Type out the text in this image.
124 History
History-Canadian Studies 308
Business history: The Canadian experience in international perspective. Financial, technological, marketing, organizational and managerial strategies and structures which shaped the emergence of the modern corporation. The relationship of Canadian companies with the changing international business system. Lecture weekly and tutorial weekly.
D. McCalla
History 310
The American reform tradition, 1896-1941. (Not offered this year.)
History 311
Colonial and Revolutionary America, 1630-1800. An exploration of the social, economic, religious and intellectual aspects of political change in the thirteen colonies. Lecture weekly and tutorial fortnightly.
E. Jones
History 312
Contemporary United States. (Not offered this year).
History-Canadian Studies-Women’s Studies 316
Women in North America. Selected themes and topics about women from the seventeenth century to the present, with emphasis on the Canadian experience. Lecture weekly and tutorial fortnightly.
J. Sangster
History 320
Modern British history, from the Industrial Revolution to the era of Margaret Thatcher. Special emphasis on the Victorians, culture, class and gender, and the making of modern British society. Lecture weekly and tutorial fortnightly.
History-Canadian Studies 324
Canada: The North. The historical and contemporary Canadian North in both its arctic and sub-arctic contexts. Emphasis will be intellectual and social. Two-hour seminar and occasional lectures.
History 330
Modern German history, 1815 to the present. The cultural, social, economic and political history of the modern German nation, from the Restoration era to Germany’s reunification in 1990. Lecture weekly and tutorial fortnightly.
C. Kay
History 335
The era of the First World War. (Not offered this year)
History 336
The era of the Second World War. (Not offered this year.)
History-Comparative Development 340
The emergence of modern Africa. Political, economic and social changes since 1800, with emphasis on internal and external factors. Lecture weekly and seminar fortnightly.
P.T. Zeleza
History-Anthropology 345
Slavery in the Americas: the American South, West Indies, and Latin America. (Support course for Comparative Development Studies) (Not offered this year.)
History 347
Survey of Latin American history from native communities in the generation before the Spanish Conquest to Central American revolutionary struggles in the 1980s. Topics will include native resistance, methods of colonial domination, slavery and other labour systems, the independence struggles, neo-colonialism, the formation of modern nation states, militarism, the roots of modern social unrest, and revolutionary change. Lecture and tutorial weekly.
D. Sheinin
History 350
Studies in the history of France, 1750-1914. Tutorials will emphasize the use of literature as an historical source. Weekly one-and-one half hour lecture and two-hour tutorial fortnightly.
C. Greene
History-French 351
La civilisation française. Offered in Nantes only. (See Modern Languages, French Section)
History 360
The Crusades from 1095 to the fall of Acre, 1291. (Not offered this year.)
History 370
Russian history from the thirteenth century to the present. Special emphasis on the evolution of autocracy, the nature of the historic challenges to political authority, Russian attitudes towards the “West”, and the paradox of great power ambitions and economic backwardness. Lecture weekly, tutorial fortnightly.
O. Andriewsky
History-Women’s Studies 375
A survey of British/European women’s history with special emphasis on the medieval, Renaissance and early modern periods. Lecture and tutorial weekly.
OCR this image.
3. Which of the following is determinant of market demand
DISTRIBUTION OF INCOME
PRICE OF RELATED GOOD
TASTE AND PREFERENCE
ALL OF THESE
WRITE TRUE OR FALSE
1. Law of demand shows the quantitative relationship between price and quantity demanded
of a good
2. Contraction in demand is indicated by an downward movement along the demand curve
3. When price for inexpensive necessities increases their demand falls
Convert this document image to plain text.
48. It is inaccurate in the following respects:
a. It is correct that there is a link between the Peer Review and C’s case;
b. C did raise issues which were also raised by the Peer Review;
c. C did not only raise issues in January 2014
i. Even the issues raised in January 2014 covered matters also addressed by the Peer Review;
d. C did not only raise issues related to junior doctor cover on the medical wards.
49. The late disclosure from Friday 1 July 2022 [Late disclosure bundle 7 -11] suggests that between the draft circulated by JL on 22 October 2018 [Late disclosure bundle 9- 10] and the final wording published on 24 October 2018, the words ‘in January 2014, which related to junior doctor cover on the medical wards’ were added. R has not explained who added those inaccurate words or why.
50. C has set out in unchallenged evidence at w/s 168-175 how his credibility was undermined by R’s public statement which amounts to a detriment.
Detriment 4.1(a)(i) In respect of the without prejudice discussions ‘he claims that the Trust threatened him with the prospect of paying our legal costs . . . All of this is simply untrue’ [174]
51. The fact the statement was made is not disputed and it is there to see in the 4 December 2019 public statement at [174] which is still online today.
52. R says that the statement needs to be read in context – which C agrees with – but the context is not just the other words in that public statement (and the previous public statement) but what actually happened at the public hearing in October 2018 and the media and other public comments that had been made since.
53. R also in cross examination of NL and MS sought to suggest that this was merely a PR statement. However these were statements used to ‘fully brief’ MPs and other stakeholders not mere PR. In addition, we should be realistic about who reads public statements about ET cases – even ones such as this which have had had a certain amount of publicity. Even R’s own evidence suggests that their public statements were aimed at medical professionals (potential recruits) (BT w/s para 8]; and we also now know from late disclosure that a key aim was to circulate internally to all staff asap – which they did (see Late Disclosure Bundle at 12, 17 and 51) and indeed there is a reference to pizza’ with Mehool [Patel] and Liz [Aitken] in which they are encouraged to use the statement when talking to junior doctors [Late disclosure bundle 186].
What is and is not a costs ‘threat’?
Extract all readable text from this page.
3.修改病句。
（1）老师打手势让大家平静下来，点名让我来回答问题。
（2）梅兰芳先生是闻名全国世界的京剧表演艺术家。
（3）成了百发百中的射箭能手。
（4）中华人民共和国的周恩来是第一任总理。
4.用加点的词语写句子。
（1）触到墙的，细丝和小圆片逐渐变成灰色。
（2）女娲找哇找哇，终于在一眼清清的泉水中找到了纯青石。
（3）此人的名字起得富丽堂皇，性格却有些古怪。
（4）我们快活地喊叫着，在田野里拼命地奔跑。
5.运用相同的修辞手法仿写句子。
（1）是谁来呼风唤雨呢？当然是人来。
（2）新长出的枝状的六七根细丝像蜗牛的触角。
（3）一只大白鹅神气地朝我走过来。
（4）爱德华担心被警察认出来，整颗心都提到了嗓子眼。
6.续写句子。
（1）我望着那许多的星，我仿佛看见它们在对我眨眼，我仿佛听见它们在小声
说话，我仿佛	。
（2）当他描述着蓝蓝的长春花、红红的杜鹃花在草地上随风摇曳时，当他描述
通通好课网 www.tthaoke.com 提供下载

********

▶ _WHAT THE TASK ASKS_
Return the whole listing exactly, with every line included.

▶ _RESPONSE_
Type out the text in this image.
124 History
History-Canadian Studies 308
Business history: The Canadian experience in international perspective. Financial, technological, marketing, organizational and managerial strategies and structures which shaped the emergence of the modern corporation. The relationship of Canadian companies with the changing international business system. Lecture weekly and tutorial weekly.
D. McCalla
History 310
The American reform tradition, 1896-1941. (Not offered this year.)
History 311
Colonial and Revolutionary America, 1630-1800. An exploration of the social, economic, religious and intellectual aspects of political change in the thirteen colonies. Lecture weekly and tutorial fortnightly.
E. Jones
History 312
Contemporary United States. (Not offered this year).
History-Canadian Studies-Women’s Studies 316
Women in North America. Selected themes and topics about women from the seventeenth century to the present, with emphasis on the Canadian experience. Lecture weekly and tutorial fortnightly.
J. Sangster
History 320
Modern British history, from the Industrial Revolution to the era of Margaret Thatcher. Special emphasis on the Victorians, culture, class and gender, and the making of modern British society. Lecture weekly and tutorial fortnightly.
History-Canadian Studies 324
Canada: The North. The historical and contemporary Canadian North in both its arctic and sub-arctic contexts. Emphasis will be intellectual and social. Two-hour seminar and occasional lectures.
History 330
Modern German history, 1815 to the present. The cultural, social, economic and political history of the modern German nation, from the Restoration era to Germany’s reunification in 1990. Lecture weekly and tutorial fortnightly.
C. Kay
History 335
The era of the First World War. (Not offered this year)
History 336
The era of the Second World War. (Not offered this year.)
History-Comparative Development 340
The emergence of modern Africa. Political, economic and social changes since 1800, with emphasis on internal and external factors. Lecture weekly and seminar fortnightly.
P.T. Zeleza
History-Anthropology 345
Slavery in the Americas: the American South, West Indies, and Latin America. (Support course for Comparative Development Studies) (Not offered this year.)
History 347
Survey of Latin American history from native communities in the generation before the Spanish Conquest to Central American revolutionary struggles in the 1980s. Topics will include native resistance, methods of colonial domination, slavery and other labour systems, the independence struggles, neo-colonialism, the formation of modern nation states, militarism, the roots of modern social unrest, and revolutionary change. Lecture and tutorial weekly.
D. Sheinin
History 350
Studies in the history of France, 1750-1914. Tutorials will emphasize the use of literature as an historical source. Weekly one-and-one half hour lecture and two-hour tutorial fortnightly.
C. Greene
History-French 351
La civilisation française. Offered in Nantes only. (See Modern Languages, French Section)
History 360
The Crusades from 1095 to the fall of Acre, 1291. (Not offered this year.)
History 370
Russian history from the thirteenth century to the present. Special emphasis on the evolution of autocracy, the nature of the historic challenges to political authority, Russian attitudes towards the “West”, and the paradox of great power ambitions and economic backwardness. Lecture weekly, tutorial fortnightly.
O. Andriewsky
History-Women’s Studies 375
A survey of British/European women’s history with special emphasis on the medieval, Renaissance and early modern periods. Lecture and tutorial weekly.
OCR this image.
3. Which of the following is determinant of market demand
DISTRIBUTION OF INCOME
PRICE OF RELATED GOOD
TASTE AND PREFERENCE
ALL OF THESE
WRITE TRUE OR FALSE
1. Law of demand shows the quantitative relationship between price and quantity demanded
of a good
2. Contraction in demand is indicated by an downward movement along the demand curve
3. When price for inexpensive necessities increases their demand falls
Convert this document image to plain text.
48. It is inaccurate in the following respects:
a. It is correct that there is a link between the Peer Review and C’s case;
b. C did raise issues which were also raised by the Peer Review;
c. C did not only raise issues in January 2014
i. Even the issues raised in January 2014 covered matters also addressed by the Peer Review;
d. C did not only raise issues related to junior doctor cover on the medical wards.
49. The late disclosure from Friday 1 July 2022 [Late disclosure bundle 7 -11] suggests that between the draft circulated by JL on 22 October 2018 [Late disclosure bundle 9- 10] and the final wording published on 24 October 2018, the words ‘in January 2014, which related to junior doctor cover on the medical wards’ were added. R has not explained who added those inaccurate words or why.
50. C has set out in unchallenged evidence at w/s 168-175 how his credibility was undermined by R’s public statement which amounts to a detriment.
Detriment 4.1(a)(i) In respect of the without prejudice discussions ‘he claims that the Trust threatened him with the prospect of paying our legal costs . . . All of this is simply untrue’ [174]
51. The fact the statement was made is not disputed and it is there to see in the 4 December 2019 public statement at [174] which is still online today.
52. R says that the statement needs to be read in context – which C agrees with – but the context is not just the other words in that public statement (and the previous public statement) but what actually happened at the public hearing in October 2018 and the media and other public comments that had been made since.
53. R also in cross examination of NL and MS sought to suggest that this was merely a PR statement. However these were statements used to ‘fully brief’ MPs and other stakeholders not mere PR. In addition, we should be realistic about who reads public statements about ET cases – even ones such as this which have had had a certain amount of publicity. Even R’s own evidence suggests that their public statements were aimed at medical professionals (potential recruits) (BT w/s para 8]; and we also now know from late disclosure that a key aim was to circulate internally to all staff asap – which they did (see Late Disclosure Bundle at 12, 17 and 51) and indeed there is a reference to pizza’ with Mehool [Patel] and Liz [Aitken] in which they are encouraged to use the statement when talking to junior doctors [Late disclosure bundle 186].
What is and is not a costs ‘threat’?
Extract all readable text from this page.
3.修改病句。
（1）老师打手势让大家平静下来，点名让我来回答问题。
（2）梅兰芳先生是闻名全国世界的京剧表演艺术家。
（3）成了百发百中的射箭能手。
（4）中华人民共和国的周恩来是第一任总理。
4.用加点的词语写句子。
（1）触到墙的，细丝和小圆片逐渐变成灰色。
（2）女娲找哇找哇，终于在一眼清清的泉水中找到了纯青石。
（3）此人的名字起得富丽堂皇，性格却有些古怪。
（4）我们快活地喊叫着，在田野里拼命地奔跑。
5.运用相同的修辞手法仿写句子。
（1）是谁来呼风唤雨呢？当然是人来。
（2）新长出的枝状的六七根细丝像蜗牛的触角。
（3）一只大白鹅神气地朝我走过来。
（4）爱德华担心被警察认出来，整颗心都提到了嗓子眼。
6.续写句子。
（1）我望着那许多的星，我仿佛看见它们在对我眨眼，我仿佛听见它们在小声
说话，我仿佛	。
（2）当他描述着蓝蓝的长春花、红红的杜鹃花在草地上随风摇曳时，当他描述
通通好课网 www.tthaoke.com 提供下载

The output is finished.